• Material for this exercise:

------------------------------

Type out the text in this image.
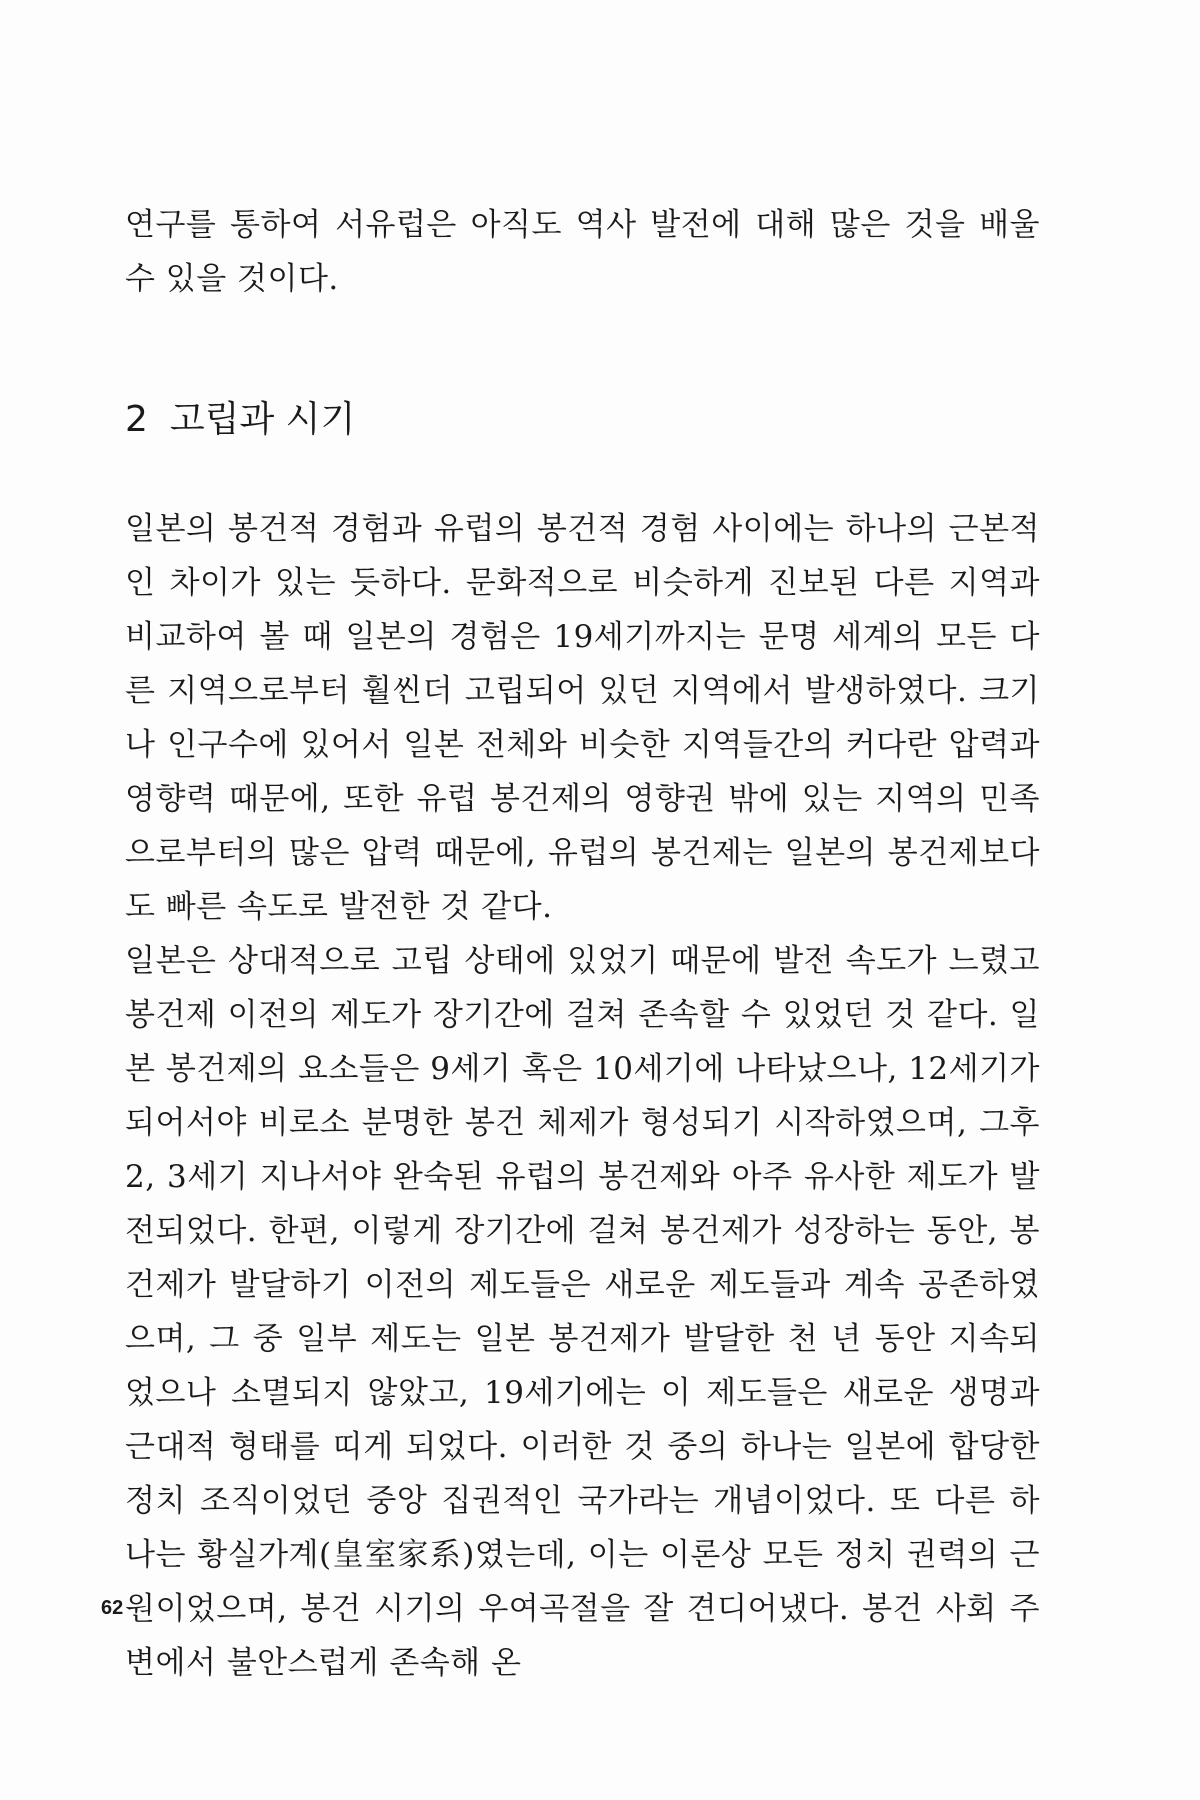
연구를 통하여 서유럽은 아직도 역사 발전에 대해 많은 것을 배울 수 있을 것이다.

2 고립과 시기

일본의 봉건적 경험과 유럽의 봉건적 경험 사이에는 하나의 근본적인 차이가 있는 듯하다. 문화적으로 비슷하게 진보된 다른 지역과 비교하여 볼 때 일본의 경험은 19세기까지는 문명 세계의 모든 다른 지역으로부터 훨씬더 고립되어 있던 지역에서 발생하였다. 크기나 인구수에 있어서 일본 전체와 비슷한 지역들간의 커다란 압력과 영향력 때문에, 또한 유럽 봉건제의 영향권 밖에 있는 지역의 민족으로부터의 많은 압력 때문에, 유럽의 봉건제는 일본의 봉건제보다도 빠른 속도로 발전한 것 같다.

일본은 상대적으로 고립 상태에 있었기 때문에 발전 속도가 느렸고 봉건제 이전의 제도가 장기간에 걸쳐 존속할 수 있었던 것 같다. 일본 봉건제의 요소들은 9세기 혹은 10세기에 나타났으나, 12세기가 되어서야 비로소 분명한 봉건 체제가 형성되기 시작하였으며, 그후 2, 3세기 지나서야 완숙된 유럽의 봉건제와 아주 유사한 제도가 발전되었다. 한편, 이렇게 장기간에 걸쳐 봉건제가 성장하는 동안, 봉건제가 발달하기 이전의 제도들은 새로운 제도들과 계속 공존하였으며, 그 중 일부 제도는 일본 봉건제가 발달한 천 년 동안 지속되었으나 소멸되지 않았고, 19세기에는 이 제도들은 새로운 생명과 근대적 형태를 띠게 되었다. 이러한 것 중의 하나는 일본에 합당한 정치 조직이었던 중앙 집권적인 국가라는 개념이었다. 또 다른 하나는 황실가계(皇室家系)였는데, 이는 이론상 모든 정치 권력의 근원이었으며, 봉건 시기의 우여곡절을 잘 견디어냈다. 봉건 사회 주변에서 불안스럽게 존속해 온

62
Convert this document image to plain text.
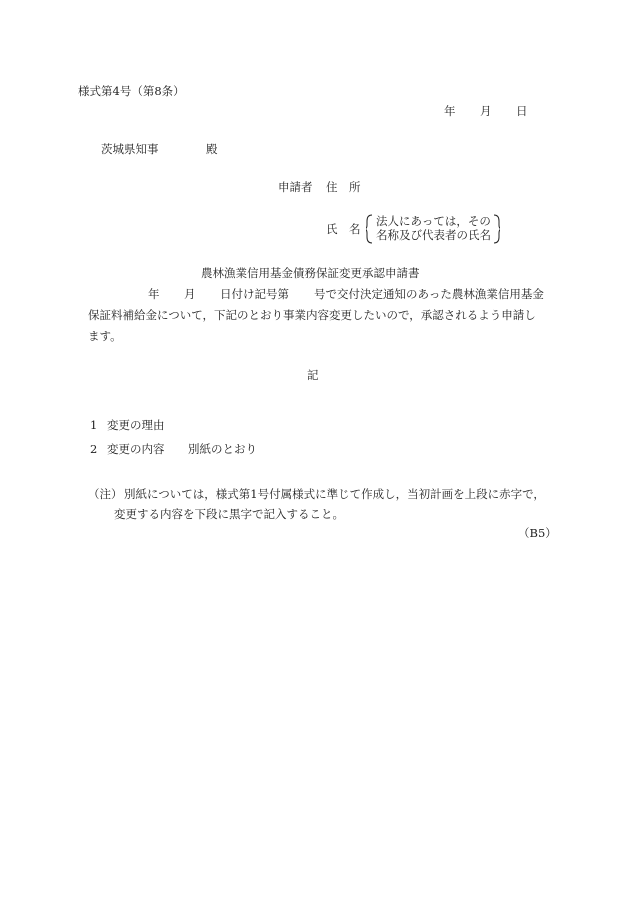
様式第4号（第8条）
年 月 日
茨城県知事	殿
申請者 住　所
氏　名
法人にあっては，その
名称及び代表者の氏名
農林漁業信用基金債務保証変更承認申請書
年 月 日付け記号第 号で交付決定通知のあった農林漁業信用基金
保証料補給金について，下記のとおり事業内容変更したいので，承認されるよう申請し
ます。
記
1 変更の理由
2 変更の内容 別紙のとおり
（注） 別紙については，様式第1号付属様式に準じて作成し，当初計画を上段に赤字で，
変更する内容を下段に黒字で記入すること。
（B5）
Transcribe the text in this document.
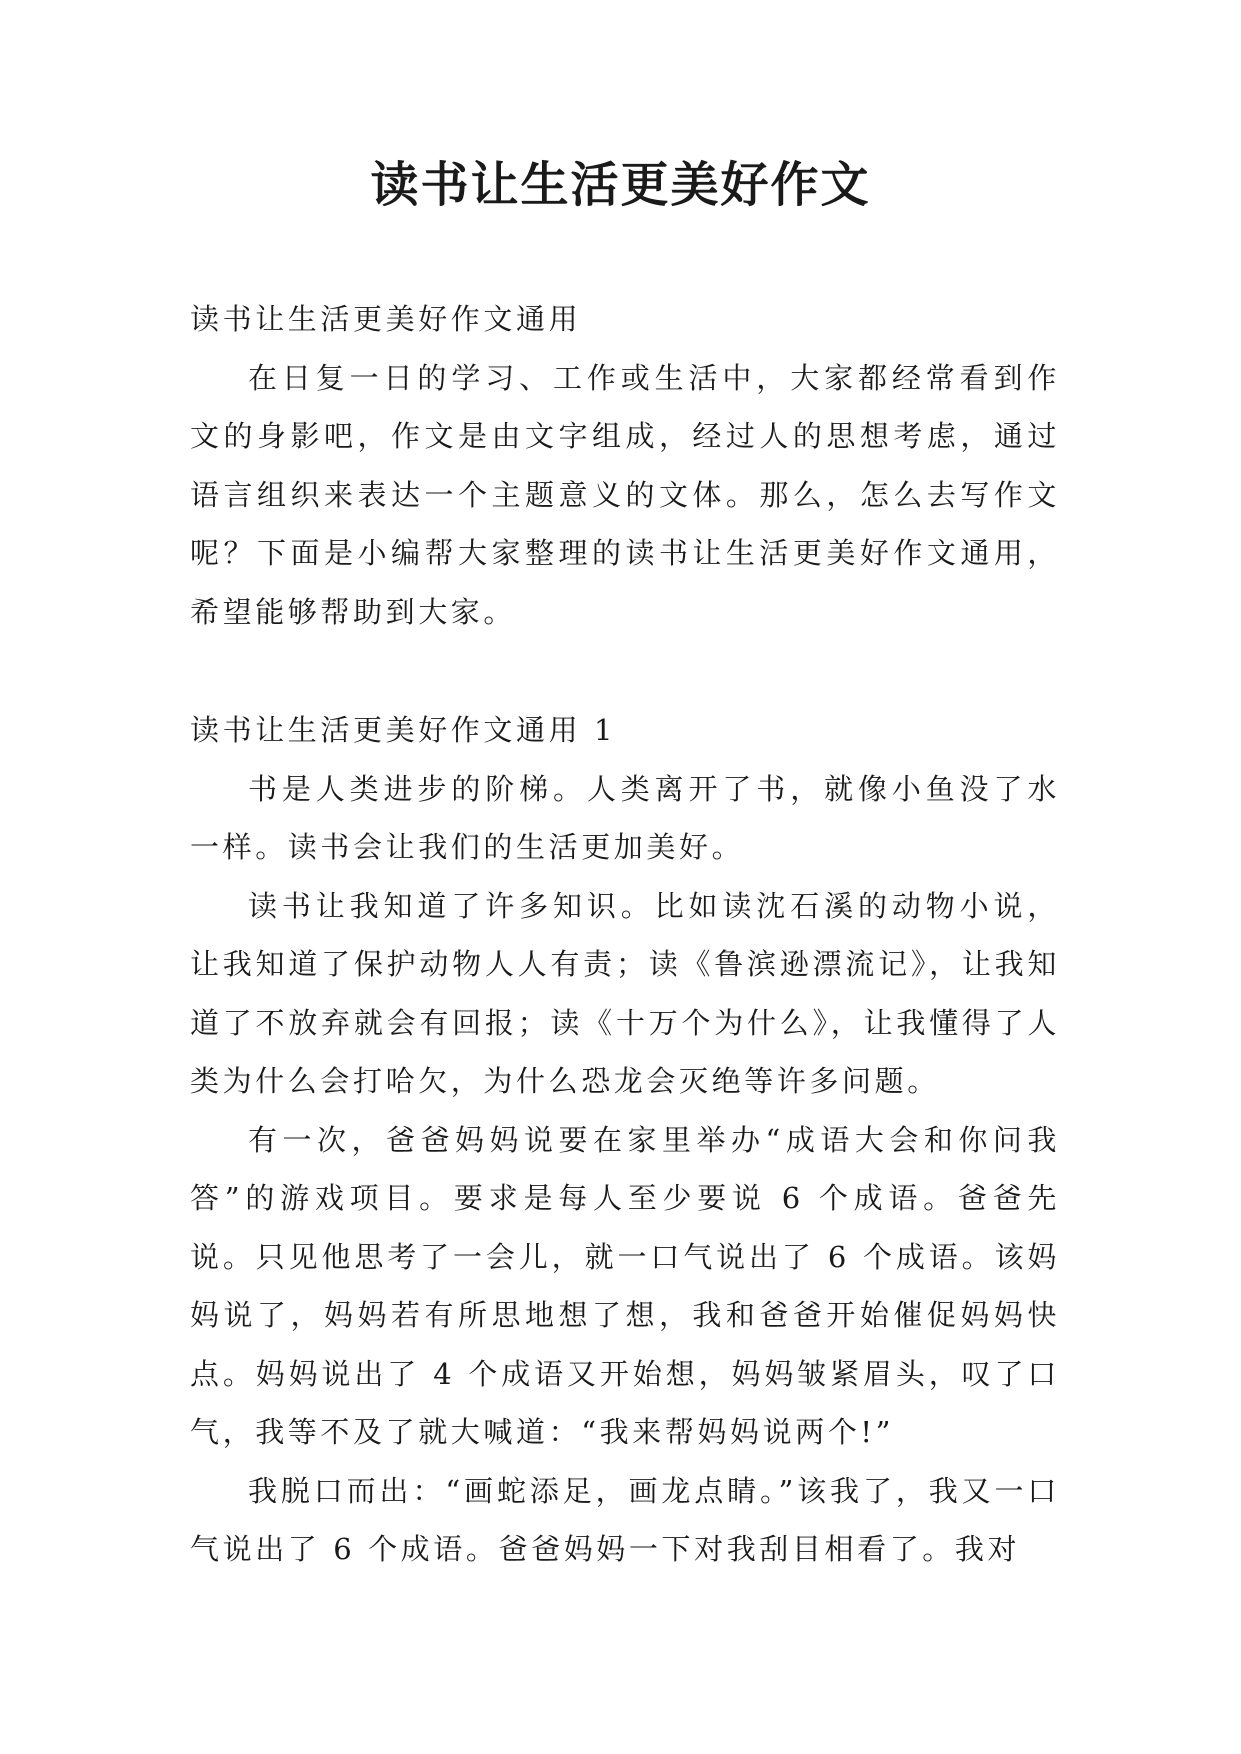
读书让生活更美好作文

读书让生活更美好作文通用

在日复一日的学习、工作或生活中，大家都经常看到作文的身影吧，作文是由文字组成，经过人的思想考虑，通过语言组织来表达一个主题意义的文体。那么，怎么去写作文呢？下面是小编帮大家整理的读书让生活更美好作文通用，希望能够帮助到大家。

读书让生活更美好作文通用 1

书是人类进步的阶梯。人类离开了书，就像小鱼没了水一样。读书会让我们的生活更加美好。

读书让我知道了许多知识。比如读沈石溪的动物小说，让我知道了保护动物人人有责；读《鲁滨逊漂流记》，让我知道了不放弃就会有回报；读《十万个为什么》，让我懂得了人类为什么会打哈欠，为什么恐龙会灭绝等许多问题。

有一次，爸爸妈妈说要在家里举办“成语大会和你问我答”的游戏项目。要求是每人至少要说 6 个成语。爸爸先说。只见他思考了一会儿，就一口气说出了 6 个成语。该妈妈说了，妈妈若有所思地想了想，我和爸爸开始催促妈妈快点。妈妈说出了 4 个成语又开始想，妈妈皱紧眉头，叹了口气，我等不及了就大喊道：“我来帮妈妈说两个!”

我脱口而出：“画蛇添足，画龙点睛。”该我了，我又一口气说出了 6 个成语。爸爸妈妈一下对我刮目相看了。我对
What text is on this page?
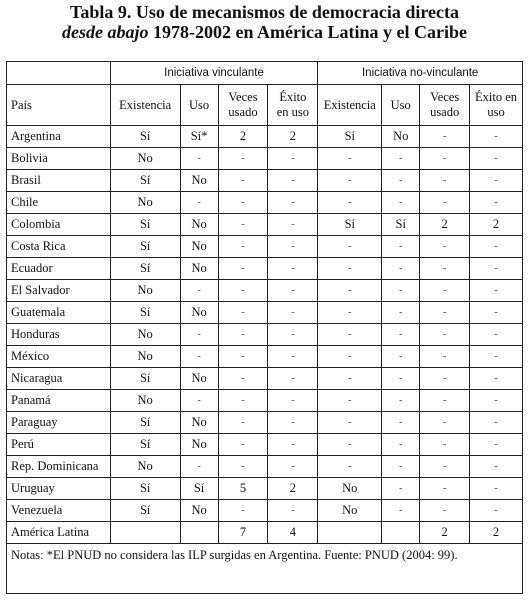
Tabla 9. Uso de mecanismos de democracia directa
desde abajo 1978-2002 en América Latina y el Caribe
	Iniciativa vinculante				Iniciativa no-vinculante			
País	Existencia	Uso	Veces usado	Éxito en uso	Existencia	Uso	Veces usado	Éxito en uso
Argentina	Sí	Sí*	2	2	Sí	No	-	-
Bolivia	No	-	-	-	-	-	-	-
Brasil	Sí	No	-	-	-	-	-	-
Chile	No	-	-	-	-	-	-	-
Colombia	Sí	No	-	-	Sí	Sí	2	2
Costa Rica	Sí	No	-	-	-	-	-	-
Ecuador	Sí	No	-	-	-	-	-	-
El Salvador	No	-	-	-	-	-	-	-
Guatemala	Sí	No	-	-	-	-	-	-
Honduras	No	-	-	-	-	-	-	-
México	No	-	-	-	-	-	-	-
Nicaragua	Sí	No	-	-	-	-	-	-
Panamá	No	-	-	-	-	-	-	-
Paraguay	Sí	No	-	-	-	-	-	-
Perú	Sí	No	-	-	-	-	-	-
Rep. Dominicana	No	-	-	-	-	-	-	-
Uruguay	Sí	Sí	5	2	No	-	-	-
Venezuela	Sí	No	-	-	No	-	-	-
América Latina			7	4			2	2
Notas: *El PNUD no considera las ILP surgidas en Argentina. Fuente: PNUD (2004: 99).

------------------------------

• Set problem: Quote each entry above verbatim and drop the pictures.

• Written solution:
Type out the text in this image.
연구를 통하여 서유럽은 아직도 역사 발전에 대해 많은 것을 배울 수 있을 것이다.

2 고립과 시기

일본의 봉건적 경험과 유럽의 봉건적 경험 사이에는 하나의 근본적인 차이가 있는 듯하다. 문화적으로 비슷하게 진보된 다른 지역과 비교하여 볼 때 일본의 경험은 19세기까지는 문명 세계의 모든 다른 지역으로부터 훨씬더 고립되어 있던 지역에서 발생하였다. 크기나 인구수에 있어서 일본 전체와 비슷한 지역들간의 커다란 압력과 영향력 때문에, 또한 유럽 봉건제의 영향권 밖에 있는 지역의 민족으로부터의 많은 압력 때문에, 유럽의 봉건제는 일본의 봉건제보다도 빠른 속도로 발전한 것 같다.

일본은 상대적으로 고립 상태에 있었기 때문에 발전 속도가 느렸고 봉건제 이전의 제도가 장기간에 걸쳐 존속할 수 있었던 것 같다. 일본 봉건제의 요소들은 9세기 혹은 10세기에 나타났으나, 12세기가 되어서야 비로소 분명한 봉건 체제가 형성되기 시작하였으며, 그후 2, 3세기 지나서야 완숙된 유럽의 봉건제와 아주 유사한 제도가 발전되었다. 한편, 이렇게 장기간에 걸쳐 봉건제가 성장하는 동안, 봉건제가 발달하기 이전의 제도들은 새로운 제도들과 계속 공존하였으며, 그 중 일부 제도는 일본 봉건제가 발달한 천 년 동안 지속되었으나 소멸되지 않았고, 19세기에는 이 제도들은 새로운 생명과 근대적 형태를 띠게 되었다. 이러한 것 중의 하나는 일본에 합당한 정치 조직이었던 중앙 집권적인 국가라는 개념이었다. 또 다른 하나는 황실가계(皇室家系)였는데, 이는 이론상 모든 정치 권력의 근원이었으며, 봉건 시기의 우여곡절을 잘 견디어냈다. 봉건 사회 주변에서 불안스럽게 존속해 온

62
Convert this document image to plain text.
様式第4号（第8条）
年 月 日
茨城県知事	殿
申請者 住　所
氏　名
法人にあっては，その
名称及び代表者の氏名
農林漁業信用基金債務保証変更承認申請書
年 月 日付け記号第 号で交付決定通知のあった農林漁業信用基金
保証料補給金について，下記のとおり事業内容変更したいので，承認されるよう申請し
ます。
記
1 変更の理由
2 変更の内容 別紙のとおり
（注） 別紙については，様式第1号付属様式に準じて作成し，当初計画を上段に赤字で，
変更する内容を下段に黒字で記入すること。
（B5）
Transcribe the text in this document.
读书让生活更美好作文

读书让生活更美好作文通用

在日复一日的学习、工作或生活中，大家都经常看到作文的身影吧，作文是由文字组成，经过人的思想考虑，通过语言组织来表达一个主题意义的文体。那么，怎么去写作文呢？下面是小编帮大家整理的读书让生活更美好作文通用，希望能够帮助到大家。

读书让生活更美好作文通用 1

书是人类进步的阶梯。人类离开了书，就像小鱼没了水一样。读书会让我们的生活更加美好。

读书让我知道了许多知识。比如读沈石溪的动物小说，让我知道了保护动物人人有责；读《鲁滨逊漂流记》，让我知道了不放弃就会有回报；读《十万个为什么》，让我懂得了人类为什么会打哈欠，为什么恐龙会灭绝等许多问题。

有一次，爸爸妈妈说要在家里举办“成语大会和你问我答”的游戏项目。要求是每人至少要说 6 个成语。爸爸先说。只见他思考了一会儿，就一口气说出了 6 个成语。该妈妈说了，妈妈若有所思地想了想，我和爸爸开始催促妈妈快点。妈妈说出了 4 个成语又开始想，妈妈皱紧眉头，叹了口气，我等不及了就大喊道：“我来帮妈妈说两个!”

我脱口而出：“画蛇添足，画龙点睛。”该我了，我又一口气说出了 6 个成语。爸爸妈妈一下对我刮目相看了。我对
What text is on this page?
Tabla 9. Uso de mecanismos de democracia directa
desde abajo 1978-2002 en América Latina y el Caribe
	Iniciativa vinculante				Iniciativa no-vinculante			
País	Existencia	Uso	Veces usado	Éxito en uso	Existencia	Uso	Veces usado	Éxito en uso
Argentina	Sí	Sí*	2	2	Sí	No	-	-
Bolivia	No	-	-	-	-	-	-	-
Brasil	Sí	No	-	-	-	-	-	-
Chile	No	-	-	-	-	-	-	-
Colombia	Sí	No	-	-	Sí	Sí	2	2
Costa Rica	Sí	No	-	-	-	-	-	-
Ecuador	Sí	No	-	-	-	-	-	-
El Salvador	No	-	-	-	-	-	-	-
Guatemala	Sí	No	-	-	-	-	-	-
Honduras	No	-	-	-	-	-	-	-
México	No	-	-	-	-	-	-	-
Nicaragua	Sí	No	-	-	-	-	-	-
Panamá	No	-	-	-	-	-	-	-
Paraguay	Sí	No	-	-	-	-	-	-
Perú	Sí	No	-	-	-	-	-	-
Rep. Dominicana	No	-	-	-	-	-	-	-
Uruguay	Sí	Sí	5	2	No	-	-	-
Venezuela	Sí	No	-	-	No	-	-	-
América Latina			7	4			2	2
Notas: *El PNUD no considera las ILP surgidas en Argentina. Fuente: PNUD (2004: 99).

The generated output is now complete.